▶ [Task brief] Copy out, word for word, the stretch of the entries below from the very first line through the line that contains "minor-tick [521,261,522,264]", including both ends.
-- Begin Input --
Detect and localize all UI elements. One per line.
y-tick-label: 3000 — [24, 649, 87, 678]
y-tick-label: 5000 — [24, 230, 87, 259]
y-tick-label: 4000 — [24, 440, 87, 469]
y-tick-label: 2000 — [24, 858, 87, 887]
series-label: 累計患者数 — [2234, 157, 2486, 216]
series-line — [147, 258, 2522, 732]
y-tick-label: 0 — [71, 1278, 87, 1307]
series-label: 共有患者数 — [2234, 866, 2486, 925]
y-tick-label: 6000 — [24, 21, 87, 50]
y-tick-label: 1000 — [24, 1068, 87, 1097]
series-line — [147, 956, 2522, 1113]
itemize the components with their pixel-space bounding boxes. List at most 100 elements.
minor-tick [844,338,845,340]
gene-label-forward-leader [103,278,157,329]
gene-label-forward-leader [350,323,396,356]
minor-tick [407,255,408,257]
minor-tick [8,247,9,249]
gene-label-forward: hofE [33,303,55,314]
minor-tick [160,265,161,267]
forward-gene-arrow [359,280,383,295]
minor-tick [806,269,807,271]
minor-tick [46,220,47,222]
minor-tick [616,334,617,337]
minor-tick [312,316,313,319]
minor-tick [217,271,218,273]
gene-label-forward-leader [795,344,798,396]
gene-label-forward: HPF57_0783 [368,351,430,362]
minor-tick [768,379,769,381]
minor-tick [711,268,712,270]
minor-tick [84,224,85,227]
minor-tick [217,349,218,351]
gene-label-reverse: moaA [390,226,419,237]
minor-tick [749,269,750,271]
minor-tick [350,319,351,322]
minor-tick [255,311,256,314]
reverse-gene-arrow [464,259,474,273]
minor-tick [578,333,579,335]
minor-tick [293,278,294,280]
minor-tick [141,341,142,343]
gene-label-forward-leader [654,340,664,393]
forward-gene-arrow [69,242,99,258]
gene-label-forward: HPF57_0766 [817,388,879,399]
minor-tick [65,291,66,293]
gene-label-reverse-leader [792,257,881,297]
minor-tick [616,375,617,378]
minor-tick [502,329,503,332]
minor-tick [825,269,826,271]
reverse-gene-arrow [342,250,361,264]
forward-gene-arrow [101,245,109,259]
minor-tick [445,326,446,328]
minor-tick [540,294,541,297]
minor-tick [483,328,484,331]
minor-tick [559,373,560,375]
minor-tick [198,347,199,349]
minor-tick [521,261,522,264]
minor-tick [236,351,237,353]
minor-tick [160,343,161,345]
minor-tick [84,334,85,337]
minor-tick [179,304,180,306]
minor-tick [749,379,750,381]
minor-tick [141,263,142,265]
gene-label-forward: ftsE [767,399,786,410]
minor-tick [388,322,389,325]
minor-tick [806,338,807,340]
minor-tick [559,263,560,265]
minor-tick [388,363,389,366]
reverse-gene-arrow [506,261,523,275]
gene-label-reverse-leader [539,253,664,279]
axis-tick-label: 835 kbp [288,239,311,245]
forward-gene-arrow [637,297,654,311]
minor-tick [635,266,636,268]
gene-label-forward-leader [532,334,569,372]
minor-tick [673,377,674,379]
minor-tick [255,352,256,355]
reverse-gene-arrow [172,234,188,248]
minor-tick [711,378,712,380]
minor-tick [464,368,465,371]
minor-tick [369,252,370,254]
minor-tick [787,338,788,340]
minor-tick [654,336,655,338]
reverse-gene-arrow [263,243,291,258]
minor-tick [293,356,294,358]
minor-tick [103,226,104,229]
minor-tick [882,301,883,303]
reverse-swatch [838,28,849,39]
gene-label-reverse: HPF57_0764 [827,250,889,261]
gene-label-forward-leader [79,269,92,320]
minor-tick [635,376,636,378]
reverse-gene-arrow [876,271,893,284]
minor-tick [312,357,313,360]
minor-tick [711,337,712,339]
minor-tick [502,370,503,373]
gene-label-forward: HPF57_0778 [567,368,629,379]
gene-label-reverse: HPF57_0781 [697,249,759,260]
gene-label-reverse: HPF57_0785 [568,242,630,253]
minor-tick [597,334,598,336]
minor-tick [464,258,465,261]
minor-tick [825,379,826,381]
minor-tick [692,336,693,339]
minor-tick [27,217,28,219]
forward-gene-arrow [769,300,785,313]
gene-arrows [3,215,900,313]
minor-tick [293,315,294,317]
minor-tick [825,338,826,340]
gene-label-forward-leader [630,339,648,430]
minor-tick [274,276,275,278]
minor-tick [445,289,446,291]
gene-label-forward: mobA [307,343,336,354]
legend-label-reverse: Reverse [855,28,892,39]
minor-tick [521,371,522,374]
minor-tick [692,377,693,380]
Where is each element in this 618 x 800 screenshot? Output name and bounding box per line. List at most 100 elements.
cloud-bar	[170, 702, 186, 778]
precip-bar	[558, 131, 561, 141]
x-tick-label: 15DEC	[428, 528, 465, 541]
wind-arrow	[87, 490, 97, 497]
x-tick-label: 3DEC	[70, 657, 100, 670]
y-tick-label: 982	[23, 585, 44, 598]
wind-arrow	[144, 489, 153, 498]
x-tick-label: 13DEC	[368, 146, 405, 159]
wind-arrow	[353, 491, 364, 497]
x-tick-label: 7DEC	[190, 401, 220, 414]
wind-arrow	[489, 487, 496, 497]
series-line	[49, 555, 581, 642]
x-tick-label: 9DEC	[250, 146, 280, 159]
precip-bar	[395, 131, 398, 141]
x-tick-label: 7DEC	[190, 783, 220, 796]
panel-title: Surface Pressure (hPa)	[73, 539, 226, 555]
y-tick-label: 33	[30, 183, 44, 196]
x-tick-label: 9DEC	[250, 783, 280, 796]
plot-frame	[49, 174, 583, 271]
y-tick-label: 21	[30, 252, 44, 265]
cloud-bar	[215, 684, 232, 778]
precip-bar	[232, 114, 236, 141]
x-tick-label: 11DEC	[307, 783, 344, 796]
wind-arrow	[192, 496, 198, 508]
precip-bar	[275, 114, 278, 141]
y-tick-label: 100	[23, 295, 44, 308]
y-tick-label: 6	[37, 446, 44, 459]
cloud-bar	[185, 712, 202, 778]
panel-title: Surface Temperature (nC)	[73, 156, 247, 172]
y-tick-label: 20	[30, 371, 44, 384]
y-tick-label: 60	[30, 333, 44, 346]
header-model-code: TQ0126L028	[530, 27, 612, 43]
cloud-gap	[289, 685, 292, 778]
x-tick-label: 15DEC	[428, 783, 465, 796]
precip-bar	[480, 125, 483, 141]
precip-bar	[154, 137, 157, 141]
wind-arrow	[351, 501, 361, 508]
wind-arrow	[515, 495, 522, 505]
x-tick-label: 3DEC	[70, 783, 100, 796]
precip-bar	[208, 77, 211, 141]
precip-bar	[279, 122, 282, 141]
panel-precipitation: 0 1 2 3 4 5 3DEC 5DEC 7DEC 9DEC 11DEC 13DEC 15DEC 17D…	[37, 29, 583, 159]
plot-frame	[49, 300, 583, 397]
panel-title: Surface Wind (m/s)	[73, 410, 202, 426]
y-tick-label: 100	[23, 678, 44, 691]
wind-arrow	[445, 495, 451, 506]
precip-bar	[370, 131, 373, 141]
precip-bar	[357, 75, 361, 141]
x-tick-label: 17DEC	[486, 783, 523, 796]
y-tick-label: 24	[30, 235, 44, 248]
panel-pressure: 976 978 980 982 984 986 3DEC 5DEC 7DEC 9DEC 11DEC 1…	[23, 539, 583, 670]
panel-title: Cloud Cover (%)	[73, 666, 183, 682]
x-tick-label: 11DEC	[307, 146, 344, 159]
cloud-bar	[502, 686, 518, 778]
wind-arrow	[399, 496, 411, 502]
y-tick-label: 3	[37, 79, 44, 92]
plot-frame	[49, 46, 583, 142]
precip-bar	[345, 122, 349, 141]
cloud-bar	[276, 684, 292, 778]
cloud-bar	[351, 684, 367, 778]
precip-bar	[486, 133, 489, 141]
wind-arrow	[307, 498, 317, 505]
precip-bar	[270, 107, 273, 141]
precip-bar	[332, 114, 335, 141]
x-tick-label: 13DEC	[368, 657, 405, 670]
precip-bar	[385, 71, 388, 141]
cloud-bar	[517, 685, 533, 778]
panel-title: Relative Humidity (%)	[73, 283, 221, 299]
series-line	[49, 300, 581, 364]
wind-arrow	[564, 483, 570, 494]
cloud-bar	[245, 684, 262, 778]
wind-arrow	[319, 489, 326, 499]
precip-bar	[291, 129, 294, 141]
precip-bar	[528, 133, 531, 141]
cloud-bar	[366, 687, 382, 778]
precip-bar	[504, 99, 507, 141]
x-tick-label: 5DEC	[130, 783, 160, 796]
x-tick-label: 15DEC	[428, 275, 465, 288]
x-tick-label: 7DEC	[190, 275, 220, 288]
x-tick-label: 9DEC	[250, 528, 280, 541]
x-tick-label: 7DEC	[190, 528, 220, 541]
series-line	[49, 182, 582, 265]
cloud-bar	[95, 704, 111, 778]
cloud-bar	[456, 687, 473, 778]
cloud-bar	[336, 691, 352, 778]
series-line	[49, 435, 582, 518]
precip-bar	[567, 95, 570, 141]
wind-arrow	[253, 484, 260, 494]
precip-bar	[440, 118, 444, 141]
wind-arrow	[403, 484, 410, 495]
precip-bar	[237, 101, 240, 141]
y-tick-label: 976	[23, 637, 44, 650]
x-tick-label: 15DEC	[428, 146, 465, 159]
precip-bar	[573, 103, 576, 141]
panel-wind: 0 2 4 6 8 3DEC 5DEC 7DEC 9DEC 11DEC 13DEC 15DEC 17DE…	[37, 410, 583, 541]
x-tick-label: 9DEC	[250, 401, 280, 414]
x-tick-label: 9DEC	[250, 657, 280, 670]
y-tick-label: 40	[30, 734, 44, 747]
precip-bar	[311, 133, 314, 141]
-- End Input --
▶ [Solution to this exercise]
Detect and localize all UI elements. One per line.
y-tick-label: 3000 — [24, 649, 87, 678]
y-tick-label: 5000 — [24, 230, 87, 259]
y-tick-label: 4000 — [24, 440, 87, 469]
y-tick-label: 2000 — [24, 858, 87, 887]
series-label: 累計患者数 — [2234, 157, 2486, 216]
series-line — [147, 258, 2522, 732]
y-tick-label: 0 — [71, 1278, 87, 1307]
series-label: 共有患者数 — [2234, 866, 2486, 925]
y-tick-label: 6000 — [24, 21, 87, 50]
y-tick-label: 1000 — [24, 1068, 87, 1097]
series-line — [147, 956, 2522, 1113]
itemize the components with their pixel-space bounding boxes. List at most 100 elements.
minor-tick [844,338,845,340]
gene-label-forward-leader [103,278,157,329]
gene-label-forward-leader [350,323,396,356]
minor-tick [407,255,408,257]
minor-tick [8,247,9,249]
gene-label-forward: hofE [33,303,55,314]
minor-tick [160,265,161,267]
forward-gene-arrow [359,280,383,295]
minor-tick [806,269,807,271]
minor-tick [46,220,47,222]
minor-tick [616,334,617,337]
minor-tick [312,316,313,319]
minor-tick [217,271,218,273]
gene-label-forward-leader [795,344,798,396]
gene-label-forward: HPF57_0783 [368,351,430,362]
minor-tick [768,379,769,381]
minor-tick [711,268,712,270]
minor-tick [84,224,85,227]
minor-tick [217,349,218,351]
gene-label-reverse: moaA [390,226,419,237]
minor-tick [749,269,750,271]
minor-tick [350,319,351,322]
minor-tick [255,311,256,314]
reverse-gene-arrow [464,259,474,273]
minor-tick [578,333,579,335]
minor-tick [293,278,294,280]
minor-tick [141,341,142,343]
gene-label-forward-leader [654,340,664,393]
forward-gene-arrow [69,242,99,258]
gene-label-forward: HPF57_0766 [817,388,879,399]
minor-tick [65,291,66,293]
gene-label-reverse-leader [792,257,881,297]
minor-tick [616,375,617,378]
minor-tick [502,329,503,332]
minor-tick [825,269,826,271]
reverse-gene-arrow [342,250,361,264]
forward-gene-arrow [101,245,109,259]
minor-tick [445,326,446,328]
minor-tick [540,294,541,297]
minor-tick [483,328,484,331]
minor-tick [559,373,560,375]
minor-tick [198,347,199,349]
minor-tick [521,261,522,264]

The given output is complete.